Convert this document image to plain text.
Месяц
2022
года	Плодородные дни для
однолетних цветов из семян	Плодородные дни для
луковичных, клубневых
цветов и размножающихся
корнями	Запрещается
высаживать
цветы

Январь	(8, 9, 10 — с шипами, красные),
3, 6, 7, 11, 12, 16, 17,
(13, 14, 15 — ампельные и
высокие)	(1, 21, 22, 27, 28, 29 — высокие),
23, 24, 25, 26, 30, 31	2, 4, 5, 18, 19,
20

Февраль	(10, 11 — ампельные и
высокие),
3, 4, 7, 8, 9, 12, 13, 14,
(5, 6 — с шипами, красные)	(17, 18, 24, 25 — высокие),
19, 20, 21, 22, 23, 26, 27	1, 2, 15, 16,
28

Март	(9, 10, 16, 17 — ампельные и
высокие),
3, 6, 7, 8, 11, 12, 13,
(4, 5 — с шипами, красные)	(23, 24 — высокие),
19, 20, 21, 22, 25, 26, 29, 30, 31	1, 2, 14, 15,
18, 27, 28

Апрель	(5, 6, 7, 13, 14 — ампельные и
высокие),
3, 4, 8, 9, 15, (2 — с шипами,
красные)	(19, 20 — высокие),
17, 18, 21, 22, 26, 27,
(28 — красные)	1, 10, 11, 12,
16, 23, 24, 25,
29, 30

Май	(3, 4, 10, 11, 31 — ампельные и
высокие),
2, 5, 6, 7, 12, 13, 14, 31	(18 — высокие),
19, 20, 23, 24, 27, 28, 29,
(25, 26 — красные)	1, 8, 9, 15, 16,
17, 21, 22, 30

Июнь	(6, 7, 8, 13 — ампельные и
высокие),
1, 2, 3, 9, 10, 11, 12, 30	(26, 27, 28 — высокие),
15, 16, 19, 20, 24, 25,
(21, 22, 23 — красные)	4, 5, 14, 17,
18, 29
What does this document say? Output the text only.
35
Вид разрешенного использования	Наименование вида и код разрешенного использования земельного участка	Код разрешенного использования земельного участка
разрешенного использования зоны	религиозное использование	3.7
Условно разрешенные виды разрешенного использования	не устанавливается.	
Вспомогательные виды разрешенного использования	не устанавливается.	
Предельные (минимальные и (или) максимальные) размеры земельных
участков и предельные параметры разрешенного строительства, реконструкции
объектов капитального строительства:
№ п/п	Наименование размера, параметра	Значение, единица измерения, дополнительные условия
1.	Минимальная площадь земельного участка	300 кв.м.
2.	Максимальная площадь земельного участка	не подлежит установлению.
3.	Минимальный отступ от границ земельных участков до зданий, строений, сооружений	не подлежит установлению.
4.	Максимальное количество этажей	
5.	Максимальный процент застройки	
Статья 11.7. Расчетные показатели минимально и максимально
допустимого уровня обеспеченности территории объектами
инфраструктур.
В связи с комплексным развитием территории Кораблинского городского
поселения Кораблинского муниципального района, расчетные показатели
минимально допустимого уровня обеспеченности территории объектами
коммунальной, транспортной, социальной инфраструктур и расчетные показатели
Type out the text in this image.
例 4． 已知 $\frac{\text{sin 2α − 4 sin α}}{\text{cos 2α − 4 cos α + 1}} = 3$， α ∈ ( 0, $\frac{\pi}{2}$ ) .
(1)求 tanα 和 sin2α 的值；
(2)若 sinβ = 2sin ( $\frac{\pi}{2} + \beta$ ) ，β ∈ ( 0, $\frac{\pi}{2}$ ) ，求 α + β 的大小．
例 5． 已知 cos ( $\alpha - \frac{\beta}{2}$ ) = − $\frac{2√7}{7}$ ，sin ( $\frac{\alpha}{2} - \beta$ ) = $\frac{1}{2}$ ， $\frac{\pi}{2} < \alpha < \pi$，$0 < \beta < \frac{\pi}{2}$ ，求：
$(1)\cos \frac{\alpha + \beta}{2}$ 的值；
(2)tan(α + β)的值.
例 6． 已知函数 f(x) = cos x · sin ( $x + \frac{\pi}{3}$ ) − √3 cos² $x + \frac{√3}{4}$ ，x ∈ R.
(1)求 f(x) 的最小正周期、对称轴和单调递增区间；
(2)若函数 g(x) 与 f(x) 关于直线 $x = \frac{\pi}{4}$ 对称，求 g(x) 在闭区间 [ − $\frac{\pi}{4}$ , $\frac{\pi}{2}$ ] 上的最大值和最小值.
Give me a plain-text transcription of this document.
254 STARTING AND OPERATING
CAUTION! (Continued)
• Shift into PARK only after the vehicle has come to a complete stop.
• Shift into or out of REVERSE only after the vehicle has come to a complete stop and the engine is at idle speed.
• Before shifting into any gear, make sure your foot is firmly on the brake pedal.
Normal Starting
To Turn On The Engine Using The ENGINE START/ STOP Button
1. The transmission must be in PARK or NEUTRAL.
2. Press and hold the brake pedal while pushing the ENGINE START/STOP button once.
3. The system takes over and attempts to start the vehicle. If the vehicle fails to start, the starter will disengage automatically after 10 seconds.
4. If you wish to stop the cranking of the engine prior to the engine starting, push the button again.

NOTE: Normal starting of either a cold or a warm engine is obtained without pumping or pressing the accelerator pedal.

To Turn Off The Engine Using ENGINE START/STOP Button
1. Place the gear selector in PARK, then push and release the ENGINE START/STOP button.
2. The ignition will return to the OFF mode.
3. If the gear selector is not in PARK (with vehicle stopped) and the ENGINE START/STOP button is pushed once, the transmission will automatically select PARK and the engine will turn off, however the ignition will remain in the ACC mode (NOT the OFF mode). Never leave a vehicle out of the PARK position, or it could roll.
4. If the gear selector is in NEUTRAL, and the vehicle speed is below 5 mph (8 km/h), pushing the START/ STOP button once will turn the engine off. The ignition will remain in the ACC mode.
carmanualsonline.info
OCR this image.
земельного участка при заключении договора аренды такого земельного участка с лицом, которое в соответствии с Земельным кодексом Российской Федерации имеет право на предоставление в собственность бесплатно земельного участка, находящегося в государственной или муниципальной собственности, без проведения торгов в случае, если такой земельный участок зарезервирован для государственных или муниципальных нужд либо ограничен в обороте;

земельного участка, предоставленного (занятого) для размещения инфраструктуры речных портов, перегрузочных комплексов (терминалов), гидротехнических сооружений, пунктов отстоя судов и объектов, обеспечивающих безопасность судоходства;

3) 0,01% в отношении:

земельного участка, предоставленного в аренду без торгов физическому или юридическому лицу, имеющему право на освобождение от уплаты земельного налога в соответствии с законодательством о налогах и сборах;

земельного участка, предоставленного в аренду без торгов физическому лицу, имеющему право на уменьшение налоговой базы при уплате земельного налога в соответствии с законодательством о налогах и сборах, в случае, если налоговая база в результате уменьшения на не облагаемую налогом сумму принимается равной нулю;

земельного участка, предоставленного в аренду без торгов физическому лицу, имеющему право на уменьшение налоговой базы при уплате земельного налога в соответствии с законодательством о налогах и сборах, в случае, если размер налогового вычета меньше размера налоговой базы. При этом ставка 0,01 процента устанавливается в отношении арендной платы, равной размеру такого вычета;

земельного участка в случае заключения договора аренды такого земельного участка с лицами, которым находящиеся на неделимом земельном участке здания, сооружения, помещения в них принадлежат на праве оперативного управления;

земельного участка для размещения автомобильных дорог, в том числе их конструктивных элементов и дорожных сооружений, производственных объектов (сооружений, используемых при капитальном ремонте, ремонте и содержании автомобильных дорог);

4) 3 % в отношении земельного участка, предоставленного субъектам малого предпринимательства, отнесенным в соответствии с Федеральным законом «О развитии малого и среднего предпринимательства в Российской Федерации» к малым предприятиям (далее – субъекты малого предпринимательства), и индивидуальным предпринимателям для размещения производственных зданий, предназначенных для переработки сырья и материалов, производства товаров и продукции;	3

### [Short task]
Nothing should be changed: write out all of the data as is.

### [Problem solution]
Convert this document image to plain text.
Месяц
2022
года	Плодородные дни для
однолетних цветов из семян	Плодородные дни для
луковичных, клубневых
цветов и размножающихся
корнями	Запрещается
высаживать
цветы

Январь	(8, 9, 10 — с шипами, красные),
3, 6, 7, 11, 12, 16, 17,
(13, 14, 15 — ампельные и
высокие)	(1, 21, 22, 27, 28, 29 — высокие),
23, 24, 25, 26, 30, 31	2, 4, 5, 18, 19,
20

Февраль	(10, 11 — ампельные и
высокие),
3, 4, 7, 8, 9, 12, 13, 14,
(5, 6 — с шипами, красные)	(17, 18, 24, 25 — высокие),
19, 20, 21, 22, 23, 26, 27	1, 2, 15, 16,
28

Март	(9, 10, 16, 17 — ампельные и
высокие),
3, 6, 7, 8, 11, 12, 13,
(4, 5 — с шипами, красные)	(23, 24 — высокие),
19, 20, 21, 22, 25, 26, 29, 30, 31	1, 2, 14, 15,
18, 27, 28

Апрель	(5, 6, 7, 13, 14 — ампельные и
высокие),
3, 4, 8, 9, 15, (2 — с шипами,
красные)	(19, 20 — высокие),
17, 18, 21, 22, 26, 27,
(28 — красные)	1, 10, 11, 12,
16, 23, 24, 25,
29, 30

Май	(3, 4, 10, 11, 31 — ампельные и
высокие),
2, 5, 6, 7, 12, 13, 14, 31	(18 — высокие),
19, 20, 23, 24, 27, 28, 29,
(25, 26 — красные)	1, 8, 9, 15, 16,
17, 21, 22, 30

Июнь	(6, 7, 8, 13 — ампельные и
высокие),
1, 2, 3, 9, 10, 11, 12, 30	(26, 27, 28 — высокие),
15, 16, 19, 20, 24, 25,
(21, 22, 23 — красные)	4, 5, 14, 17,
18, 29
What does this document say? Output the text only.
35
Вид разрешенного использования	Наименование вида и код разрешенного использования земельного участка	Код разрешенного использования земельного участка
разрешенного использования зоны	религиозное использование	3.7
Условно разрешенные виды разрешенного использования	не устанавливается.	
Вспомогательные виды разрешенного использования	не устанавливается.	
Предельные (минимальные и (или) максимальные) размеры земельных
участков и предельные параметры разрешенного строительства, реконструкции
объектов капитального строительства:
№ п/п	Наименование размера, параметра	Значение, единица измерения, дополнительные условия
1.	Минимальная площадь земельного участка	300 кв.м.
2.	Максимальная площадь земельного участка	не подлежит установлению.
3.	Минимальный отступ от границ земельных участков до зданий, строений, сооружений	не подлежит установлению.
4.	Максимальное количество этажей	
5.	Максимальный процент застройки	
Статья 11.7. Расчетные показатели минимально и максимально
допустимого уровня обеспеченности территории объектами
инфраструктур.
В связи с комплексным развитием территории Кораблинского городского
поселения Кораблинского муниципального района, расчетные показатели
минимально допустимого уровня обеспеченности территории объектами
коммунальной, транспортной, социальной инфраструктур и расчетные показатели
Type out the text in this image.
例 4． 已知 $\frac{\text{sin 2α − 4 sin α}}{\text{cos 2α − 4 cos α + 1}} = 3$， α ∈ ( 0, $\frac{\pi}{2}$ ) .
(1)求 tanα 和 sin2α 的值；
(2)若 sinβ = 2sin ( $\frac{\pi}{2} + \beta$ ) ，β ∈ ( 0, $\frac{\pi}{2}$ ) ，求 α + β 的大小．
例 5． 已知 cos ( $\alpha - \frac{\beta}{2}$ ) = − $\frac{2√7}{7}$ ，sin ( $\frac{\alpha}{2} - \beta$ ) = $\frac{1}{2}$ ， $\frac{\pi}{2} < \alpha < \pi$，$0 < \beta < \frac{\pi}{2}$ ，求：
$(1)\cos \frac{\alpha + \beta}{2}$ 的值；
(2)tan(α + β)的值.
例 6． 已知函数 f(x) = cos x · sin ( $x + \frac{\pi}{3}$ ) − √3 cos² $x + \frac{√3}{4}$ ，x ∈ R.
(1)求 f(x) 的最小正周期、对称轴和单调递增区间；
(2)若函数 g(x) 与 f(x) 关于直线 $x = \frac{\pi}{4}$ 对称，求 g(x) 在闭区间 [ − $\frac{\pi}{4}$ , $\frac{\pi}{2}$ ] 上的最大值和最小值.
Give me a plain-text transcription of this document.
254 STARTING AND OPERATING
CAUTION! (Continued)
• Shift into PARK only after the vehicle has come to a complete stop.
• Shift into or out of REVERSE only after the vehicle has come to a complete stop and the engine is at idle speed.
• Before shifting into any gear, make sure your foot is firmly on the brake pedal.
Normal Starting
To Turn On The Engine Using The ENGINE START/ STOP Button
1. The transmission must be in PARK or NEUTRAL.
2. Press and hold the brake pedal while pushing the ENGINE START/STOP button once.
3. The system takes over and attempts to start the vehicle. If the vehicle fails to start, the starter will disengage automatically after 10 seconds.
4. If you wish to stop the cranking of the engine prior to the engine starting, push the button again.

NOTE: Normal starting of either a cold or a warm engine is obtained without pumping or pressing the accelerator pedal.

To Turn Off The Engine Using ENGINE START/STOP Button
1. Place the gear selector in PARK, then push and release the ENGINE START/STOP button.
2. The ignition will return to the OFF mode.
3. If the gear selector is not in PARK (with vehicle stopped) and the ENGINE START/STOP button is pushed once, the transmission will automatically select PARK and the engine will turn off, however the ignition will remain in the ACC mode (NOT the OFF mode). Never leave a vehicle out of the PARK position, or it could roll.
4. If the gear selector is in NEUTRAL, and the vehicle speed is below 5 mph (8 km/h), pushing the START/ STOP button once will turn the engine off. The ignition will remain in the ACC mode.
carmanualsonline.info
OCR this image.
земельного участка при заключении договора аренды такого земельного участка с лицом, которое в соответствии с Земельным кодексом Российской Федерации имеет право на предоставление в собственность бесплатно земельного участка, находящегося в государственной или муниципальной собственности, без проведения торгов в случае, если такой земельный участок зарезервирован для государственных или муниципальных нужд либо ограничен в обороте;

земельного участка, предоставленного (занятого) для размещения инфраструктуры речных портов, перегрузочных комплексов (терминалов), гидротехнических сооружений, пунктов отстоя судов и объектов, обеспечивающих безопасность судоходства;

3) 0,01% в отношении:

земельного участка, предоставленного в аренду без торгов физическому или юридическому лицу, имеющему право на освобождение от уплаты земельного налога в соответствии с законодательством о налогах и сборах;

земельного участка, предоставленного в аренду без торгов физическому лицу, имеющему право на уменьшение налоговой базы при уплате земельного налога в соответствии с законодательством о налогах и сборах, в случае, если налоговая база в результате уменьшения на не облагаемую налогом сумму принимается равной нулю;

земельного участка, предоставленного в аренду без торгов физическому лицу, имеющему право на уменьшение налоговой базы при уплате земельного налога в соответствии с законодательством о налогах и сборах, в случае, если размер налогового вычета меньше размера налоговой базы. При этом ставка 0,01 процента устанавливается в отношении арендной платы, равной размеру такого вычета;

земельного участка в случае заключения договора аренды такого земельного участка с лицами, которым находящиеся на неделимом земельном участке здания, сооружения, помещения в них принадлежат на праве оперативного управления;

земельного участка для размещения автомобильных дорог, в том числе их конструктивных элементов и дорожных сооружений, производственных объектов (сооружений, используемых при капитальном ремонте, ремонте и содержании автомобильных дорог);

4) 3 % в отношении земельного участка, предоставленного субъектам малого предпринимательства, отнесенным в соответствии с Федеральным законом «О развитии малого и среднего предпринимательства в Российской Федерации» к малым предприятиям (далее – субъекты малого предпринимательства), и индивидуальным предпринимателям для размещения производственных зданий, предназначенных для переработки сырья и материалов, производства товаров и продукции;	3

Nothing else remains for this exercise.